The request: Copy out all the lines in the records that include the word "this".

# # # # #

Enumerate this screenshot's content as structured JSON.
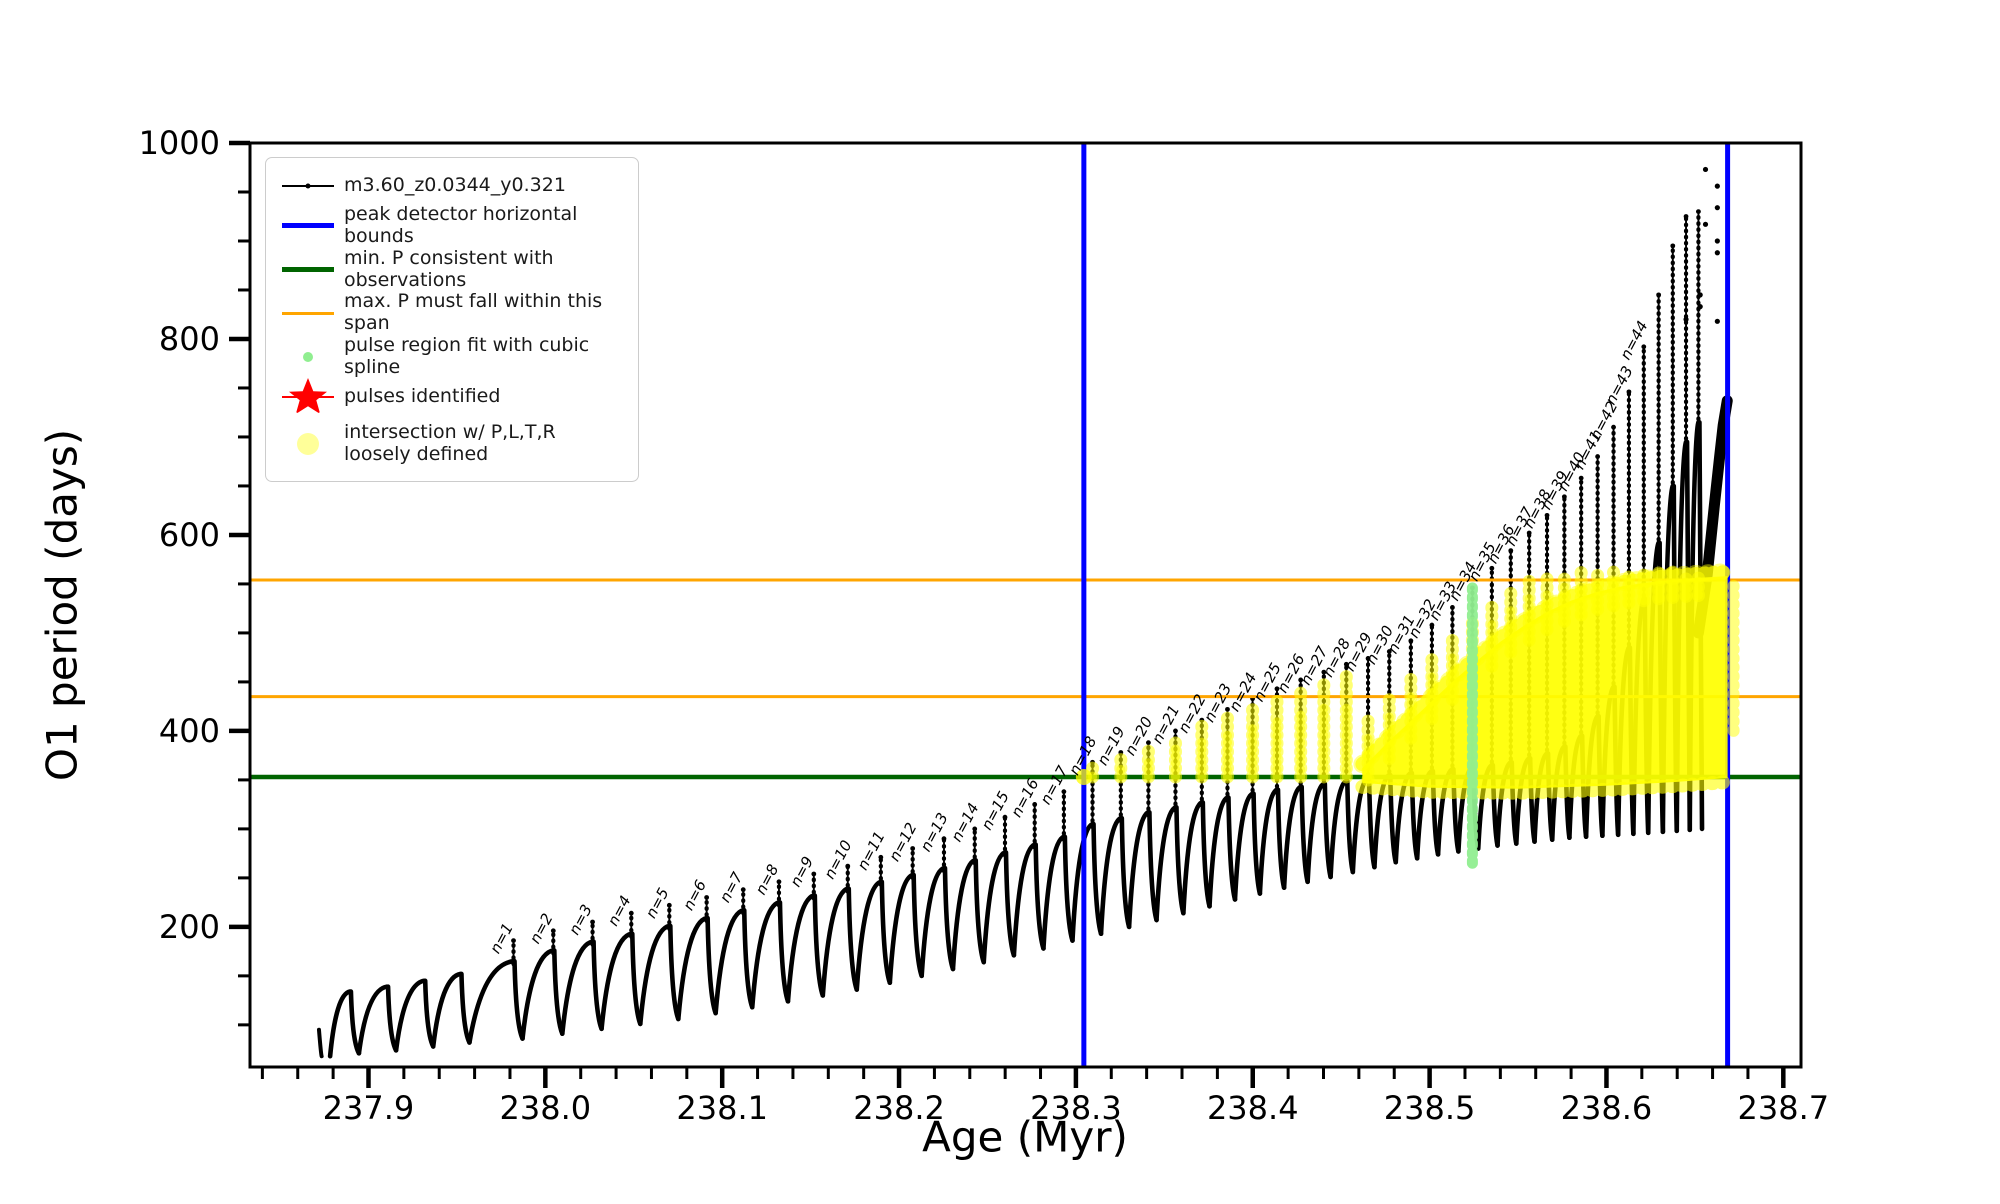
{
  "figure": {
    "background": "#ffffff",
    "xlabel": "Age (Myr)",
    "ylabel": "O1 period (days)"
  },
  "legend": {
    "items": [
      {
        "key": "track",
        "label": "m3.60_z0.0344_y0.321",
        "color": "#000000",
        "glyph": "line-with-dot"
      },
      {
        "key": "peak-bounds",
        "label": "peak detector horizontal bounds",
        "color": "#0000ff",
        "glyph": "thick-line"
      },
      {
        "key": "min-p",
        "label": "min. P consistent with observations",
        "color": "#006400",
        "glyph": "thick-line"
      },
      {
        "key": "max-p",
        "label": "max. P must fall within this span",
        "color": "#ffa500",
        "glyph": "line"
      },
      {
        "key": "pulse-fit",
        "label": "pulse region fit with cubic spline",
        "color": "#90ee90",
        "glyph": "small-dot"
      },
      {
        "key": "pulses",
        "label": "pulses identified",
        "color": "#ff0000",
        "glyph": "star-on-line"
      },
      {
        "key": "intersection",
        "label": "intersection w/ P,L,T,R\nloosely defined",
        "color": "#ffff00",
        "glyph": "big-pale-dot"
      }
    ]
  },
  "chart_data": {
    "type": "line",
    "title": "",
    "xlabel": "Age (Myr)",
    "ylabel": "O1 period (days)",
    "xlim": [
      237.833,
      238.71
    ],
    "ylim": [
      57,
      1000
    ],
    "xticks": {
      "values": [
        237.9,
        238.0,
        238.1,
        238.2,
        238.3,
        238.4,
        238.5,
        238.6,
        238.7
      ],
      "labels": [
        "237.9",
        "238.0",
        "238.1",
        "238.2",
        "238.3",
        "238.4",
        "238.5",
        "238.6",
        "238.7"
      ],
      "minor_step": 0.02
    },
    "yticks": {
      "values": [
        200,
        400,
        600,
        800,
        1000
      ],
      "labels": [
        "200",
        "400",
        "600",
        "800",
        "1000"
      ],
      "minor_step": 50
    },
    "grid": false,
    "legend_position": "upper left",
    "series_label": "m3.60_z0.0344_y0.321",
    "colors": {
      "track": "#000000",
      "peak_bounds": "#0000ff",
      "min_p": "#006400",
      "max_p": "#ffa500",
      "pulse_fit": "#90ee90",
      "pulses": "#ff0000",
      "intersection": "#ffff00"
    },
    "vlines_peak_detector": [
      238.3045,
      238.6685
    ],
    "hline_min_p": 353,
    "hlines_max_p_span": [
      435,
      554
    ],
    "track_start": {
      "x": 237.872,
      "y": 95
    },
    "teeth_columns": [
      "n_label",
      "x",
      "valley",
      "hump_peak",
      "spike_top"
    ],
    "teeth": [
      [
        null,
        237.8895,
        68,
        134,
        null
      ],
      [
        null,
        237.9105,
        71,
        139,
        null
      ],
      [
        null,
        237.9315,
        74,
        145,
        null
      ],
      [
        null,
        237.952,
        78,
        152,
        null
      ],
      [
        "n=1",
        237.982,
        82,
        165,
        186
      ],
      [
        "n=2",
        238.0045,
        86,
        176,
        196
      ],
      [
        "n=3",
        238.0267,
        91,
        185,
        205
      ],
      [
        "n=4",
        238.0486,
        96,
        193,
        214
      ],
      [
        "n=5",
        238.0701,
        101,
        201,
        222
      ],
      [
        "n=6",
        238.0912,
        106,
        209,
        230
      ],
      [
        "n=7",
        238.1119,
        112,
        217,
        238
      ],
      [
        "n=8",
        238.1321,
        118,
        225,
        246
      ],
      [
        "n=9",
        238.1518,
        124,
        232,
        254
      ],
      [
        "n=10",
        238.171,
        130,
        239,
        262
      ],
      [
        "n=11",
        238.1897,
        136,
        246,
        271
      ],
      [
        "n=12",
        238.2077,
        143,
        253,
        280
      ],
      [
        "n=13",
        238.2254,
        150,
        260,
        290
      ],
      [
        "n=14",
        238.2428,
        157,
        268,
        300
      ],
      [
        "n=15",
        238.2599,
        164,
        276,
        312
      ],
      [
        "n=16",
        238.2767,
        171,
        284,
        325
      ],
      [
        "n=17",
        238.2932,
        178,
        292,
        338
      ],
      [
        "n=18",
        238.3094,
        186,
        305,
        368
      ],
      [
        "n=19",
        238.3254,
        193,
        311,
        378
      ],
      [
        "n=20",
        238.341,
        200,
        317,
        388
      ],
      [
        "n=21",
        238.3563,
        207,
        322,
        400
      ],
      [
        "n=22",
        238.3712,
        214,
        327,
        411
      ],
      [
        "n=23",
        238.3857,
        221,
        332,
        422
      ],
      [
        "n=24",
        238.3999,
        228,
        336,
        433
      ],
      [
        "n=25",
        238.4137,
        234,
        340,
        443
      ],
      [
        "n=26",
        238.4271,
        240,
        343,
        452
      ],
      [
        "n=27",
        238.4402,
        246,
        346,
        460
      ],
      [
        "n=28",
        238.4529,
        251,
        349,
        468
      ],
      [
        "n=29",
        238.4652,
        256,
        352,
        474
      ],
      [
        "n=30",
        238.4772,
        261,
        355,
        481
      ],
      [
        "n=31",
        238.4894,
        266,
        357,
        492
      ],
      [
        "n=32",
        238.5013,
        270,
        359,
        508
      ],
      [
        "n=33",
        238.5129,
        274,
        361,
        526
      ],
      [
        "n=34",
        238.5242,
        277,
        363,
        546
      ],
      [
        "n=35",
        238.5352,
        280,
        365,
        566
      ],
      [
        "n=36",
        238.5459,
        283,
        368,
        584
      ],
      [
        "n=37",
        238.5563,
        285,
        372,
        602
      ],
      [
        "n=38",
        238.5664,
        287,
        377,
        620
      ],
      [
        "n=39",
        238.5762,
        289,
        384,
        639
      ],
      [
        "n=40",
        238.5857,
        291,
        395,
        658
      ],
      [
        "n=41",
        238.595,
        292,
        415,
        680
      ],
      [
        "n=42",
        238.604,
        293,
        445,
        710
      ],
      [
        "n=43",
        238.6127,
        294,
        485,
        746
      ],
      [
        "n=44",
        238.6211,
        295,
        535,
        792
      ],
      [
        null,
        238.6295,
        296,
        592,
        845
      ],
      [
        null,
        238.6375,
        297,
        650,
        895
      ],
      [
        null,
        238.645,
        298,
        695,
        925
      ],
      [
        null,
        238.652,
        299,
        715,
        930
      ]
    ],
    "final_envelope": [
      [
        238.652,
        500
      ],
      [
        238.657,
        560
      ],
      [
        238.661,
        630
      ],
      [
        238.664,
        680
      ],
      [
        238.666,
        712
      ],
      [
        238.6683,
        737
      ]
    ],
    "stray_points": [
      [
        238.656,
        973
      ],
      [
        238.6627,
        956
      ],
      [
        238.6627,
        934
      ],
      [
        238.656,
        917
      ],
      [
        238.6627,
        900
      ],
      [
        238.6627,
        888
      ],
      [
        238.653,
        845
      ],
      [
        238.653,
        833
      ],
      [
        238.6627,
        818
      ],
      [
        238.645,
        820
      ]
    ],
    "pulse_region_fit": {
      "x": 238.5242,
      "y_min": 265,
      "y_max": 546,
      "dot_step": 9
    },
    "intersection_region": {
      "x_start": 238.462,
      "x_end": 238.6685,
      "top_profile": [
        [
          238.462,
          362
        ],
        [
          238.475,
          386
        ],
        [
          238.488,
          408
        ],
        [
          238.501,
          430
        ],
        [
          238.514,
          452
        ],
        [
          238.527,
          472
        ],
        [
          238.54,
          491
        ],
        [
          238.553,
          507
        ],
        [
          238.566,
          521
        ],
        [
          238.58,
          533
        ],
        [
          238.595,
          542
        ],
        [
          238.61,
          548
        ],
        [
          238.63,
          553
        ],
        [
          238.65,
          556
        ],
        [
          238.6685,
          558
        ]
      ],
      "bottom_profile": [
        [
          238.462,
          347
        ],
        [
          238.5,
          342
        ],
        [
          238.55,
          341
        ],
        [
          238.6,
          344
        ],
        [
          238.64,
          348
        ],
        [
          238.6685,
          352
        ]
      ],
      "column_base": 353,
      "column_first_n": 18,
      "single_dot": [
        238.3045,
        353
      ]
    }
  }
}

# # # # #

Expected answer:
Enumerate this screenshot's content as structured JSON.
        "label": "max. P must fall within this span",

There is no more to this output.